WHAT YOU HAVE TO DO – How many of the lines below hold the word "Utviklingen"? Answer only with the number.

LISTED RECORDS –

= = =

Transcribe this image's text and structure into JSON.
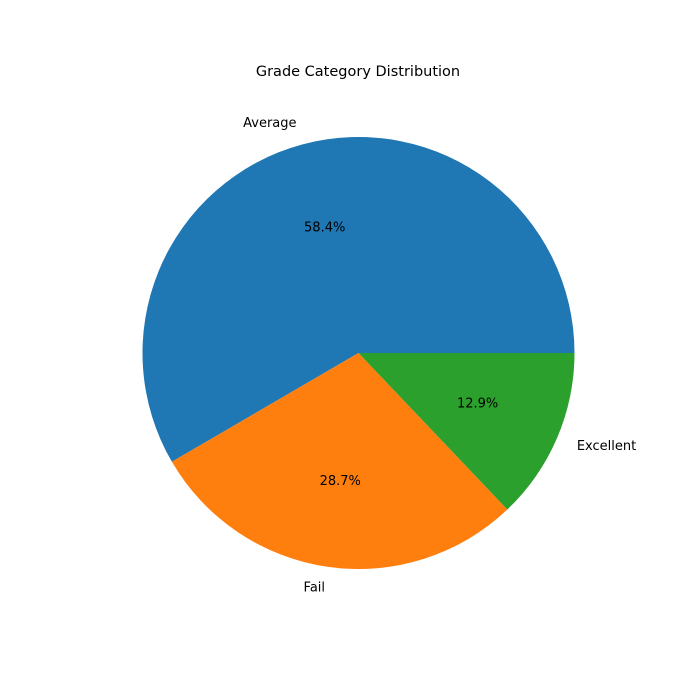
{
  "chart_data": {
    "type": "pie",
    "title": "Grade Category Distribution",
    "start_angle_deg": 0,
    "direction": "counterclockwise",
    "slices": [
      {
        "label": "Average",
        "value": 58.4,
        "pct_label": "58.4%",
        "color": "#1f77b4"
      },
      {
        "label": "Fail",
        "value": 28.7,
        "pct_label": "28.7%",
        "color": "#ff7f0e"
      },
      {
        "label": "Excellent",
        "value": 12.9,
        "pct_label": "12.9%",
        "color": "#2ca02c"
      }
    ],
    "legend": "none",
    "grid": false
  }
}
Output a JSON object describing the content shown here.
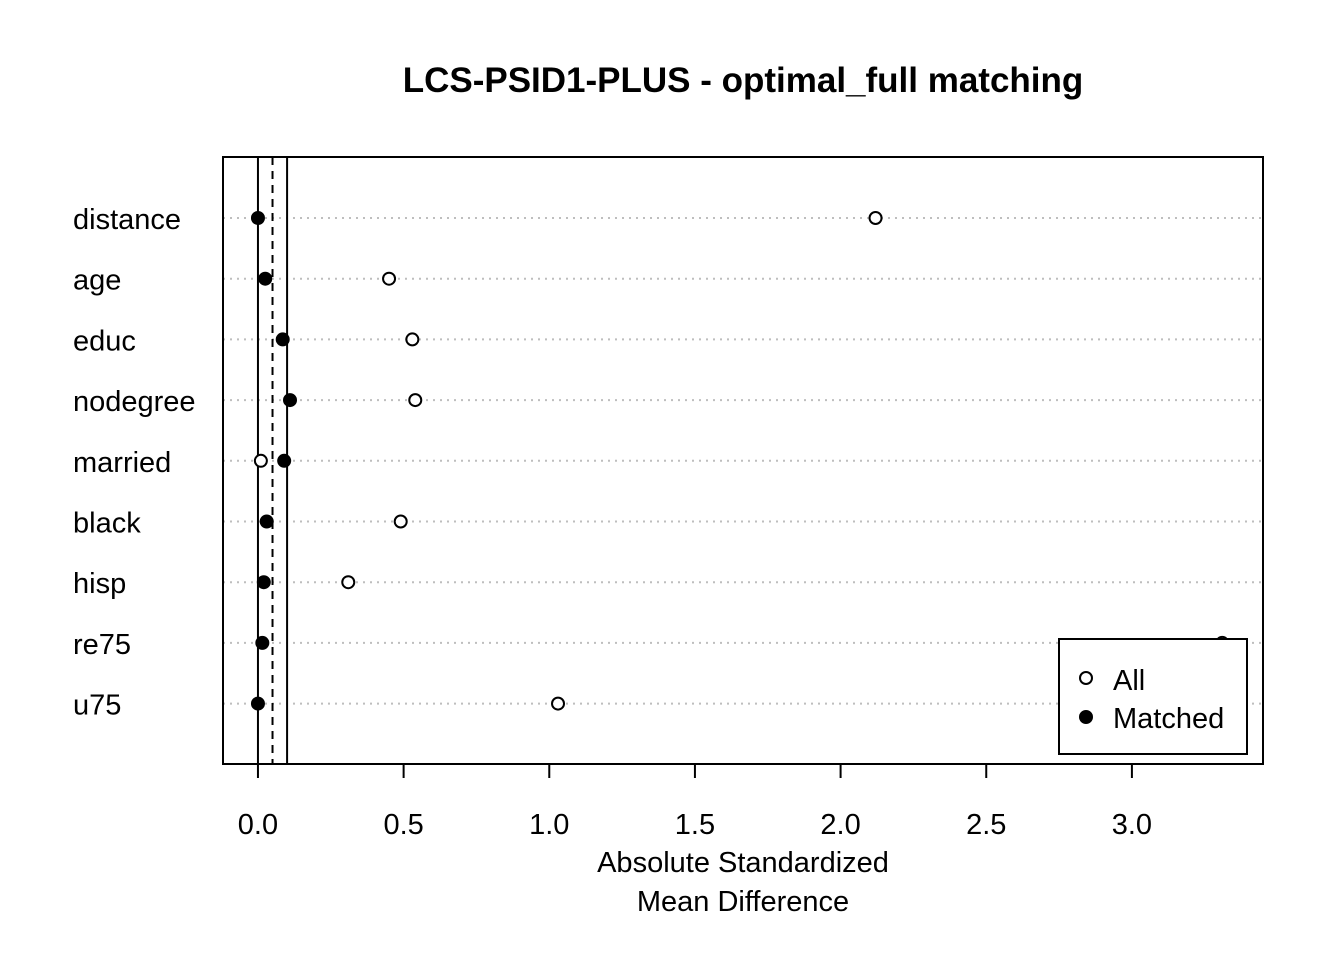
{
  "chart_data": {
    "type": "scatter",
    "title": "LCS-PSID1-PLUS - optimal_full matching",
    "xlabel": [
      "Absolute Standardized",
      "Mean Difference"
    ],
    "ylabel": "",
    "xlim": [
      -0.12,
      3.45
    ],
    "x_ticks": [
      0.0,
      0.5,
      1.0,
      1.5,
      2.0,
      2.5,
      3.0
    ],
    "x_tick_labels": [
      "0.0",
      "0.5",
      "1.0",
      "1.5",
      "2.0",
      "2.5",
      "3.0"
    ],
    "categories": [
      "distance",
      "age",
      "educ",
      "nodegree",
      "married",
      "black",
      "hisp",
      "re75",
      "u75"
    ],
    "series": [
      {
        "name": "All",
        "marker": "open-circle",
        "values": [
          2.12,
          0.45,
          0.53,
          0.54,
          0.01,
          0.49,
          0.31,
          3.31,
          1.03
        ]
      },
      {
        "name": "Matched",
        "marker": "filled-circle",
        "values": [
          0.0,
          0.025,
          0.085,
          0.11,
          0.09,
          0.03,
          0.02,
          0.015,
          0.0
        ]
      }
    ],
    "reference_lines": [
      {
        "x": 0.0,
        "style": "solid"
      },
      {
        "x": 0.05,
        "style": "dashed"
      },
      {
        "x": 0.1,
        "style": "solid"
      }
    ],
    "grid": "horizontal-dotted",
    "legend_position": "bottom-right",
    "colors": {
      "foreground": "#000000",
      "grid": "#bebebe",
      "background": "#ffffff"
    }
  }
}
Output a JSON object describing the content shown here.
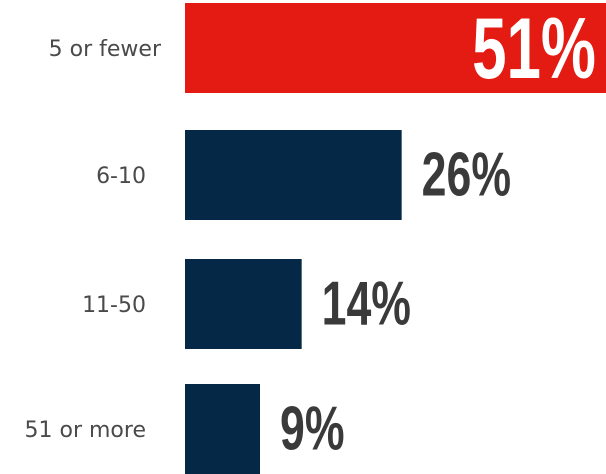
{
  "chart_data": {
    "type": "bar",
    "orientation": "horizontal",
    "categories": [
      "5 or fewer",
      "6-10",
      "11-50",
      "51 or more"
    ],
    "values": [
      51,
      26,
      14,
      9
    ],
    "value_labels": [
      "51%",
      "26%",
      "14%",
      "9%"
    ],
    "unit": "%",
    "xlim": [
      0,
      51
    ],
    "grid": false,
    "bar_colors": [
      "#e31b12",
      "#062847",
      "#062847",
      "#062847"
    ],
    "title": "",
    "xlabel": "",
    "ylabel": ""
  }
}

= = =

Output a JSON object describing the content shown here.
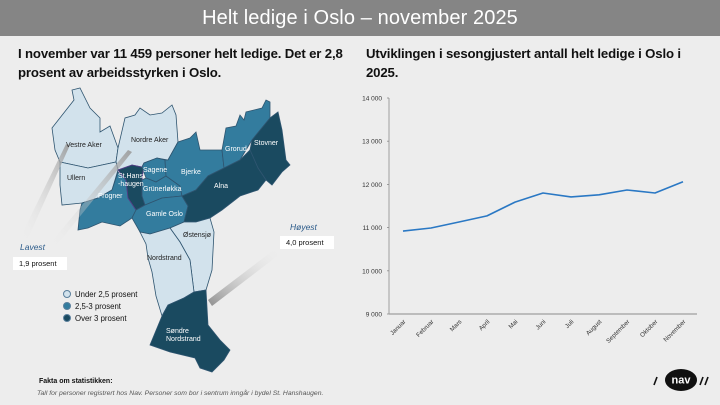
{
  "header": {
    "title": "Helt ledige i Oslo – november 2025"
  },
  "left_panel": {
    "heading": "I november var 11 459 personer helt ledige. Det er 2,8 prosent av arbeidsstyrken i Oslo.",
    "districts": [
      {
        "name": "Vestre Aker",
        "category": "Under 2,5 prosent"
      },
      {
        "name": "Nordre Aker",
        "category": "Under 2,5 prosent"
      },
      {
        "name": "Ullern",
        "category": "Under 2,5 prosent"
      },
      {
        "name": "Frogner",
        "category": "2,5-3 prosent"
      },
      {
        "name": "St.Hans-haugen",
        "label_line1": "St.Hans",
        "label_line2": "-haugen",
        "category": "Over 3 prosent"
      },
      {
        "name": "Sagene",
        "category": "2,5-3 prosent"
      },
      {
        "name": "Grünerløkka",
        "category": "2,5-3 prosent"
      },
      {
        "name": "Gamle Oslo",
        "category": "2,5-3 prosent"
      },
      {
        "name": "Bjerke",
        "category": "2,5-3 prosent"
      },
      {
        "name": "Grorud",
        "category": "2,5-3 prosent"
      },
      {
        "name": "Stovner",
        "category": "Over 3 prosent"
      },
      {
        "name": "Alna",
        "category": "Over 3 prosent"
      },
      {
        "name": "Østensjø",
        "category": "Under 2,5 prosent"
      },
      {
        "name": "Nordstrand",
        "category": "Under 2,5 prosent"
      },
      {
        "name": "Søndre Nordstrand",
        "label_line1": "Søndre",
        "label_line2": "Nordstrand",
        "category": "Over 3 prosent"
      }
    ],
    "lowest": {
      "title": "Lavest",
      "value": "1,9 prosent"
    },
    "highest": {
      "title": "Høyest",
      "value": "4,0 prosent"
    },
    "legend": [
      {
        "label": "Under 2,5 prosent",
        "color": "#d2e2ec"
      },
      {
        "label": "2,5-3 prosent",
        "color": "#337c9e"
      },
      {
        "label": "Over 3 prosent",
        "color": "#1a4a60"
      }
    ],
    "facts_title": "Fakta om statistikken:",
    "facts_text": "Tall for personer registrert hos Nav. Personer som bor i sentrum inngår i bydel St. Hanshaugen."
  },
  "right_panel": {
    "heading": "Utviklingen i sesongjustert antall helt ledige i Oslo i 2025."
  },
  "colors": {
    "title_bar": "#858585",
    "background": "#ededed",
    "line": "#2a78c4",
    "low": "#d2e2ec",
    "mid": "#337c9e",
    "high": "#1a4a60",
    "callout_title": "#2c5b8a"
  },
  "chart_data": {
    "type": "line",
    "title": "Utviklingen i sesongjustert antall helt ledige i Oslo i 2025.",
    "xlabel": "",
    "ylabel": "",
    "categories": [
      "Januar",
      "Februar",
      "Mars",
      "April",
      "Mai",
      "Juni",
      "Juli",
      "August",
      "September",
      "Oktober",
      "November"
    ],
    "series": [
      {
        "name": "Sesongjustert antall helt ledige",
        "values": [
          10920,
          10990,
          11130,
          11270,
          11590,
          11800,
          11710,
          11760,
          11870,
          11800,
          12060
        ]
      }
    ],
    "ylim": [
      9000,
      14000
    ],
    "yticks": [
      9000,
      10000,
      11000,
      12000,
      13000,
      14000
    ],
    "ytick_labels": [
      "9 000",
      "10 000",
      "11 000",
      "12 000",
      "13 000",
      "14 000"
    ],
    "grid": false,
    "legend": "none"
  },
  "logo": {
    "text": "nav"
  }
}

= = =

EXERCISE SOLUTION – 2